(What you should do) Find and return each line containing "Ethereum".

(Raw records)

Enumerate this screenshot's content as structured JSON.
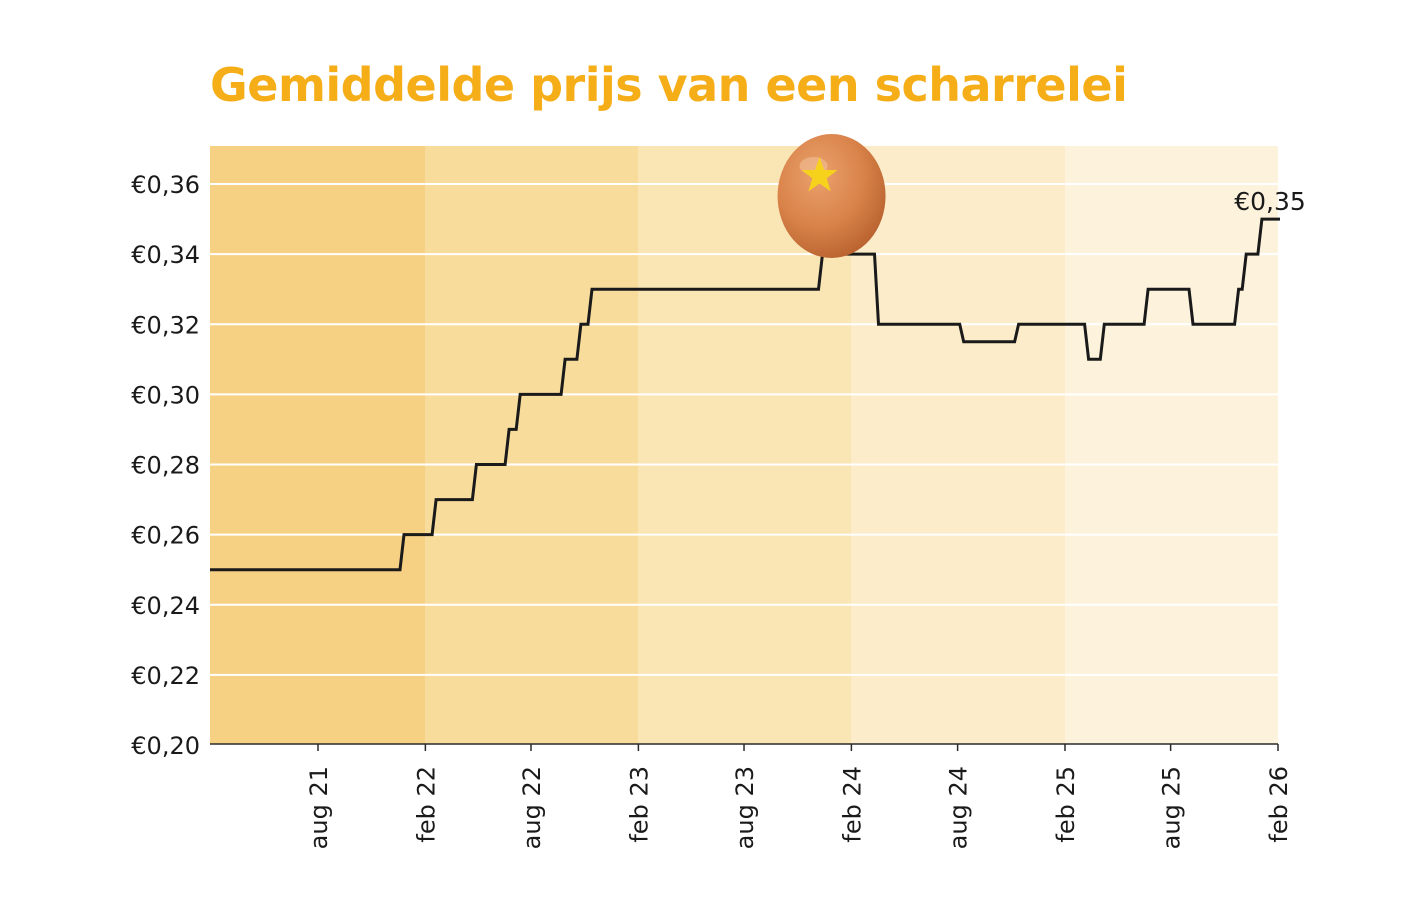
{
  "chart_data": {
    "type": "line",
    "step": true,
    "title": "Gemiddelde prijs van een scharrelei",
    "xlabel": "",
    "ylabel": "",
    "ylim": [
      0.2,
      0.37
    ],
    "yticks": [
      0.2,
      0.22,
      0.24,
      0.26,
      0.28,
      0.3,
      0.32,
      0.34,
      0.36
    ],
    "ytick_labels": [
      "€0,20",
      "€0,22",
      "€0,24",
      "€0,26",
      "€0,28",
      "€0,30",
      "€0,32",
      "€0,34",
      "€0,36"
    ],
    "xlim": [
      "2021-02",
      "2026-02"
    ],
    "xticks": [
      "2021-08",
      "2022-02",
      "2022-08",
      "2023-02",
      "2023-08",
      "2024-02",
      "2024-08",
      "2025-02",
      "2025-08",
      "2026-02"
    ],
    "xtick_labels": [
      "aug 21",
      "feb 22",
      "aug 22",
      "feb 23",
      "aug 23",
      "feb 24",
      "aug 24",
      "feb 25",
      "aug 25",
      "feb 26"
    ],
    "grid": true,
    "end_label": "€0,35",
    "series": [
      {
        "color": "#1a1a1a",
        "points": [
          [
            "2021-02-01",
            0.25
          ],
          [
            "2021-12-23",
            0.26
          ],
          [
            "2022-02-16",
            0.27
          ],
          [
            "2022-04-26",
            0.28
          ],
          [
            "2022-06-21",
            0.29
          ],
          [
            "2022-07-10",
            0.3
          ],
          [
            "2022-09-25",
            0.31
          ],
          [
            "2022-10-22",
            0.32
          ],
          [
            "2022-11-10",
            0.33
          ],
          [
            "2023-12-10",
            0.34
          ],
          [
            "2024-03-15",
            0.32
          ],
          [
            "2024-08-08",
            0.315
          ],
          [
            "2024-11-10",
            0.32
          ],
          [
            "2025-03-10",
            0.31
          ],
          [
            "2025-04-06",
            0.32
          ],
          [
            "2025-06-20",
            0.33
          ],
          [
            "2025-09-05",
            0.32
          ],
          [
            "2025-11-22",
            0.33
          ],
          [
            "2025-12-05",
            0.34
          ],
          [
            "2026-01-01",
            0.35
          ],
          [
            "2026-02-01",
            0.35
          ]
        ]
      }
    ]
  },
  "colors": {
    "title": "#f5ad18",
    "line": "#1a1a1a",
    "gridline": "#ffffff",
    "bands": [
      "#f6d183",
      "#f8dc9c",
      "#fae5b5",
      "#fcecc9",
      "#fdf3dc"
    ],
    "egg": "#d9834a",
    "star": "#f7d21d"
  },
  "decoration": {
    "egg_icon": "egg-with-star-icon",
    "egg_date": "2023-12-29"
  }
}
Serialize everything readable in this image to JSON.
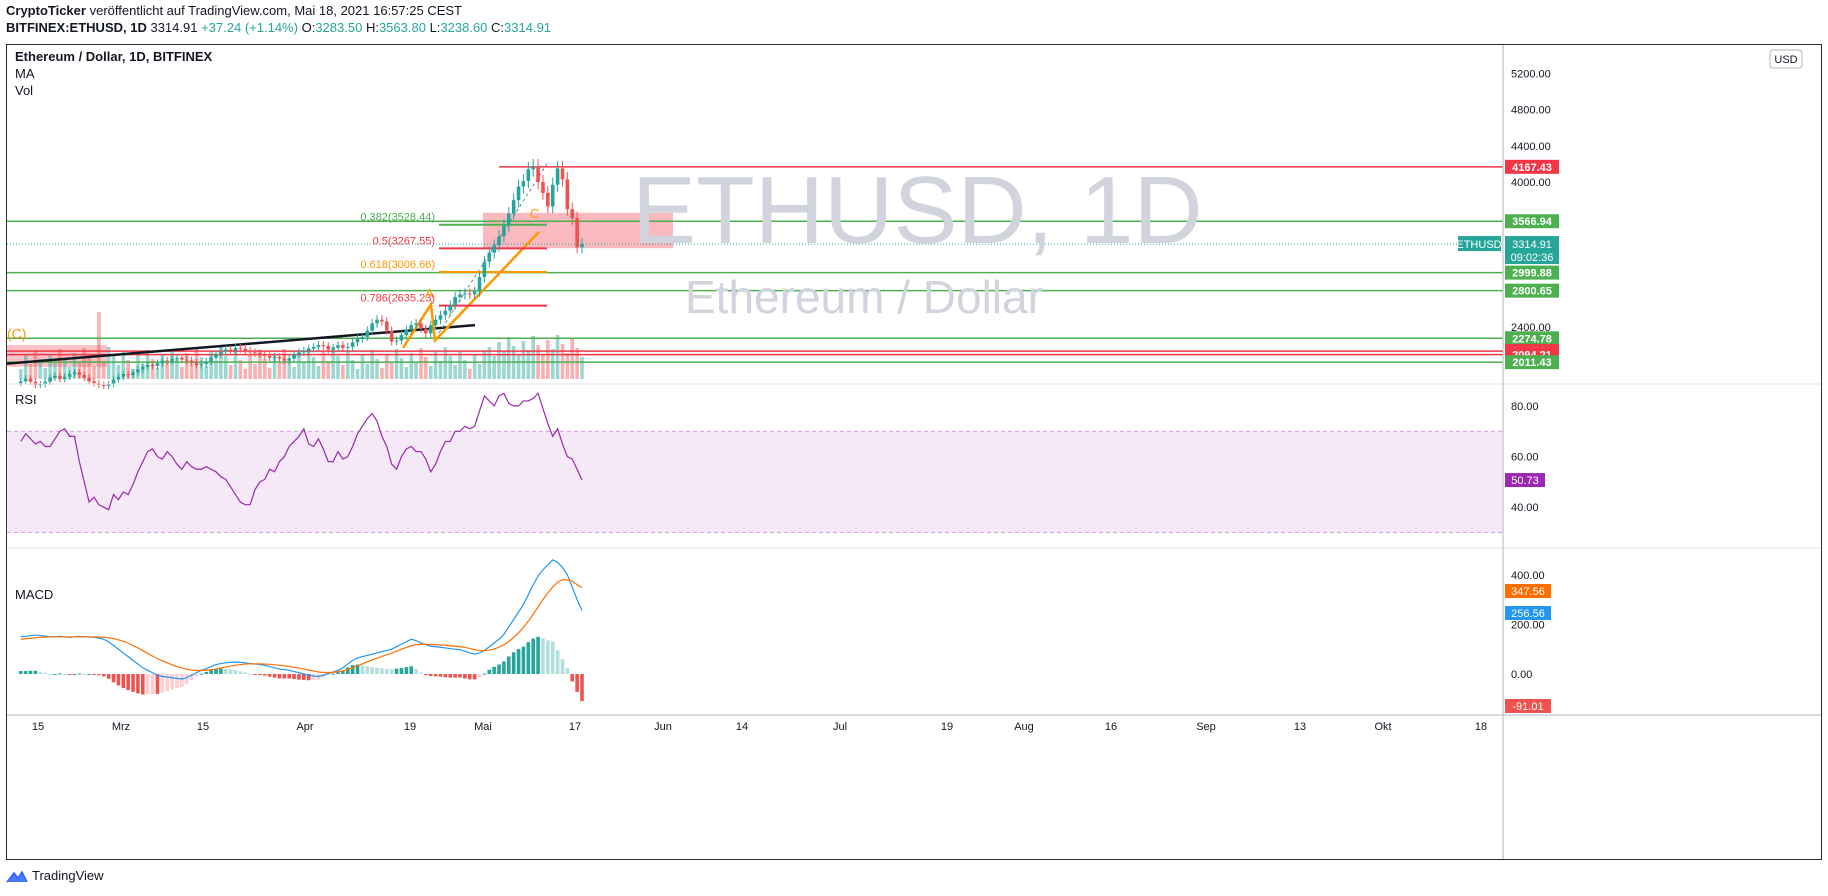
{
  "header": {
    "line1_publisher": "CryptoTicker",
    "line1_text": "veröffentlicht auf TradingView.com, Mai 18, 2021 16:57:25 CEST",
    "symbol": "BITFINEX:ETHUSD, 1D",
    "last": "3314.91",
    "change": "+37.24 (+1.14%)",
    "ohlc": {
      "o_label": "O:",
      "o": "3283.50",
      "h_label": "H:",
      "h": "3563.80",
      "l_label": "L:",
      "l": "3238.60",
      "c_label": "C:",
      "c": "3314.91"
    }
  },
  "panel": {
    "title": "Ethereum / Dollar, 1D, BITFINEX",
    "ind1": "MA",
    "ind2": "Vol",
    "currency": "USD",
    "watermark_big": "ETHUSD, 1D",
    "watermark_small": "Ethereum / Dollar",
    "rsi_label": "RSI",
    "macd_label": "MACD"
  },
  "footer": {
    "brand": "TradingView"
  },
  "colors": {
    "up": "#26a69a",
    "down": "#ef5350",
    "green_line": "#4caf50",
    "red_line": "#f23645",
    "orange": "#ff9800",
    "rsi": "#9c27b0",
    "macd": "#2196f3",
    "signal": "#ff6d00"
  },
  "chart_data": [
    {
      "type": "candlestick",
      "pane": "price",
      "price_axis_ticks": [
        "5200.00",
        "4800.00",
        "4400.00",
        "4000.00",
        "2400.00"
      ],
      "ylim": [
        1950,
        5420
      ],
      "date_axis_ticks": [
        "15",
        "Mrz",
        "15",
        "Apr",
        "19",
        "Mai",
        "17",
        "Jun",
        "14",
        "Jul",
        "19",
        "Aug",
        "16",
        "Sep",
        "13",
        "Okt",
        "18"
      ],
      "closes": [
        1800,
        1830,
        1795,
        1760,
        1770,
        1795,
        1840,
        1860,
        1825,
        1850,
        1880,
        1900,
        1870,
        1840,
        1800,
        1780,
        1760,
        1750,
        1770,
        1820,
        1850,
        1880,
        1870,
        1900,
        1930,
        1960,
        1980,
        1970,
        2000,
        2030,
        2020,
        2050,
        2060,
        2040,
        2030,
        2010,
        1980,
        1990,
        2020,
        2060,
        2100,
        2130,
        2150,
        2140,
        2170,
        2160,
        2140,
        2120,
        2110,
        2100,
        2080,
        2060,
        2070,
        2050,
        2030,
        2050,
        2100,
        2120,
        2140,
        2160,
        2180,
        2200,
        2190,
        2150,
        2170,
        2200,
        2170,
        2180,
        2230,
        2270,
        2290,
        2360,
        2440,
        2480,
        2460,
        2360,
        2240,
        2250,
        2310,
        2370,
        2420,
        2440,
        2380,
        2330,
        2420,
        2480,
        2530,
        2580,
        2640,
        2730,
        2760,
        2770,
        2760,
        2790,
        2950,
        3120,
        3220,
        3300,
        3400,
        3520,
        3650,
        3800,
        3950,
        4010,
        4140,
        4170,
        4000,
        3880,
        3730,
        3970,
        4150,
        4030,
        3700,
        3600,
        3280,
        3314.91
      ],
      "current_price": "3314.91",
      "countdown": "09:02:36",
      "symbol_tag": "ETHUSD",
      "horizontal_levels": [
        {
          "value": "4167.43",
          "color": "red"
        },
        {
          "value": "3566.94",
          "color": "green"
        },
        {
          "value": "2999.88",
          "color": "green"
        },
        {
          "value": "2800.65",
          "color": "green"
        },
        {
          "value": "2274.78",
          "color": "green"
        },
        {
          "value": "2133.96",
          "color": "red"
        },
        {
          "value": "2094.21",
          "color": "red"
        },
        {
          "value": "2011.43",
          "color": "green"
        }
      ],
      "fib_levels": [
        {
          "label": "0.382(3528.44)",
          "value": 3528.44,
          "color": "#4caf50"
        },
        {
          "label": "0.5(3267.55)",
          "value": 3267.55,
          "color": "#f23645"
        },
        {
          "label": "0.618(3006.66)",
          "value": 3006.66,
          "color": "#ff9800"
        },
        {
          "label": "0.786(2635.23)",
          "value": 2635.23,
          "color": "#f23645"
        }
      ],
      "wave_labels": [
        "A",
        "C",
        "(C)"
      ]
    },
    {
      "type": "line",
      "pane": "rsi",
      "name": "RSI",
      "axis_ticks": [
        "80.00",
        "60.00",
        "40.00"
      ],
      "ylim": [
        24,
        90
      ],
      "band": [
        30,
        70
      ],
      "values": [
        66,
        69,
        67,
        65,
        66,
        64,
        64,
        67,
        70,
        71,
        68,
        68,
        58,
        50,
        42,
        44,
        41,
        40,
        39,
        45,
        43,
        46,
        45,
        49,
        54,
        58,
        62,
        63,
        60,
        59,
        62,
        60,
        57,
        55,
        58,
        56,
        55,
        55,
        56,
        55,
        54,
        52,
        51,
        48,
        45,
        42,
        41,
        41,
        47,
        50,
        51,
        55,
        54,
        58,
        60,
        64,
        66,
        68,
        71,
        65,
        64,
        67,
        63,
        58,
        58,
        62,
        59,
        60,
        64,
        69,
        72,
        75,
        77,
        74,
        68,
        64,
        57,
        55,
        60,
        63,
        64,
        62,
        62,
        59,
        54,
        57,
        62,
        66,
        66,
        70,
        70,
        72,
        71,
        72,
        78,
        84,
        82,
        80,
        84,
        85,
        81,
        80,
        80,
        82,
        82,
        83,
        85,
        79,
        73,
        68,
        71,
        65,
        60,
        59,
        55,
        50.73
      ],
      "current": "50.73"
    },
    {
      "type": "line",
      "pane": "macd",
      "axis_ticks": [
        "400.00",
        "200.00",
        "0.00"
      ],
      "ylim": [
        -160,
        520
      ],
      "series": [
        {
          "name": "MACD",
          "values": [
            150,
            152,
            155,
            157,
            155,
            153,
            150,
            150,
            152,
            150,
            148,
            150,
            152,
            150,
            150,
            148,
            145,
            140,
            130,
            115,
            100,
            85,
            70,
            55,
            40,
            25,
            15,
            5,
            -5,
            -10,
            -12,
            -15,
            -18,
            -20,
            -15,
            -5,
            5,
            15,
            22,
            30,
            38,
            42,
            45,
            47,
            48,
            47,
            45,
            42,
            40,
            38,
            35,
            30,
            25,
            20,
            18,
            15,
            10,
            5,
            0,
            -5,
            -8,
            -10,
            -5,
            2,
            8,
            15,
            25,
            40,
            55,
            65,
            70,
            75,
            80,
            85,
            90,
            95,
            100,
            110,
            120,
            130,
            140,
            135,
            125,
            118,
            112,
            110,
            108,
            105,
            102,
            100,
            98,
            92,
            85,
            80,
            85,
            95,
            110,
            125,
            140,
            160,
            190,
            220,
            250,
            280,
            320,
            360,
            395,
            420,
            440,
            460,
            450,
            430,
            400,
            350,
            300,
            256.56
          ],
          "current": "256.56"
        },
        {
          "name": "Signal",
          "values": [
            140,
            142,
            144,
            146,
            148,
            149,
            150,
            150,
            150,
            150,
            150,
            150,
            150,
            150,
            150,
            150,
            149,
            148,
            146,
            143,
            138,
            132,
            124,
            115,
            105,
            94,
            83,
            72,
            62,
            53,
            45,
            37,
            30,
            24,
            19,
            16,
            14,
            14,
            15,
            17,
            20,
            24,
            28,
            32,
            35,
            38,
            40,
            41,
            41,
            41,
            40,
            39,
            37,
            35,
            33,
            30,
            27,
            24,
            20,
            16,
            12,
            8,
            6,
            6,
            7,
            9,
            13,
            18,
            25,
            33,
            41,
            49,
            57,
            64,
            71,
            78,
            84,
            92,
            100,
            107,
            114,
            118,
            120,
            120,
            119,
            118,
            117,
            116,
            114,
            112,
            110,
            107,
            103,
            98,
            95,
            94,
            96,
            101,
            108,
            118,
            131,
            147,
            166,
            188,
            213,
            241,
            270,
            300,
            327,
            351,
            370,
            380,
            380,
            375,
            360,
            347.56
          ],
          "current": "347.56"
        }
      ],
      "histogram_current": "-91.01"
    }
  ]
}
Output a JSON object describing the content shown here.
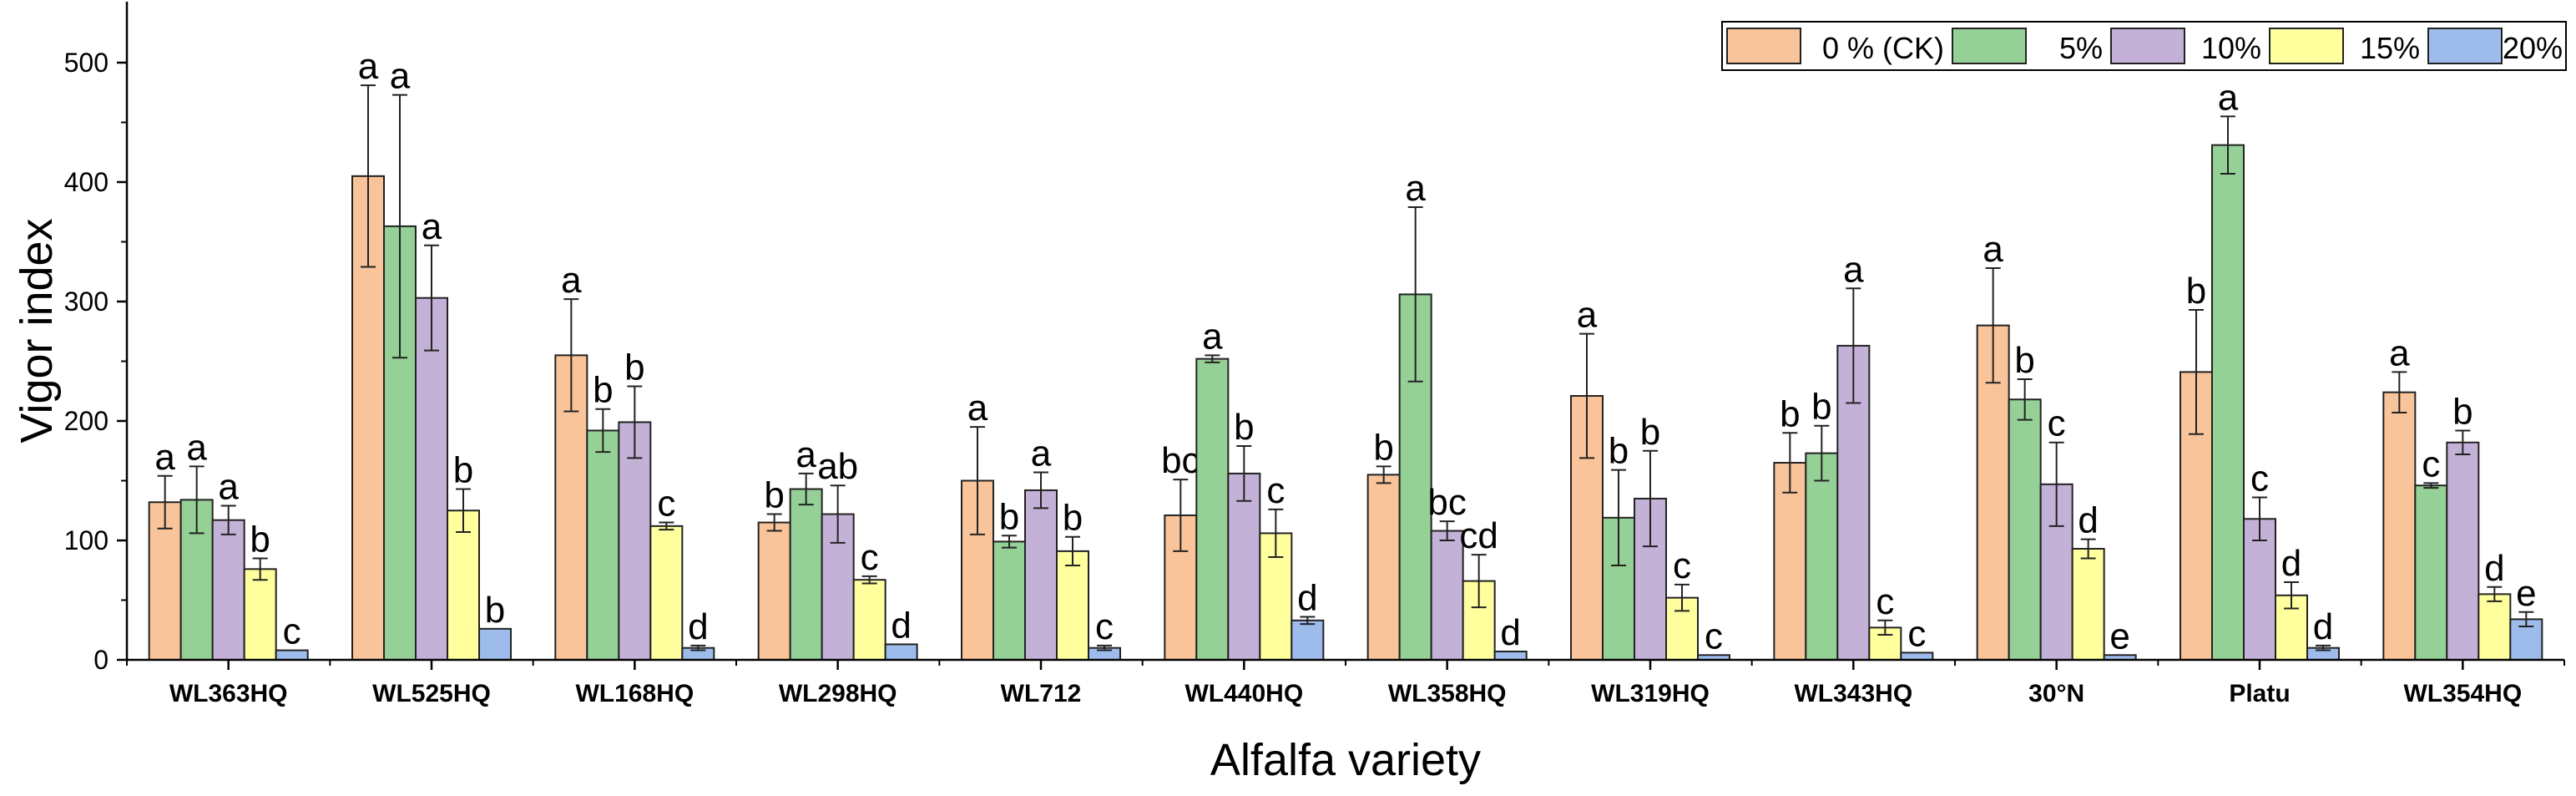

(Exercise response)
    "title": "Ethereum / Dollar, 1D, BITFINEX",
    "watermark_small": "Ethereum / Dollar",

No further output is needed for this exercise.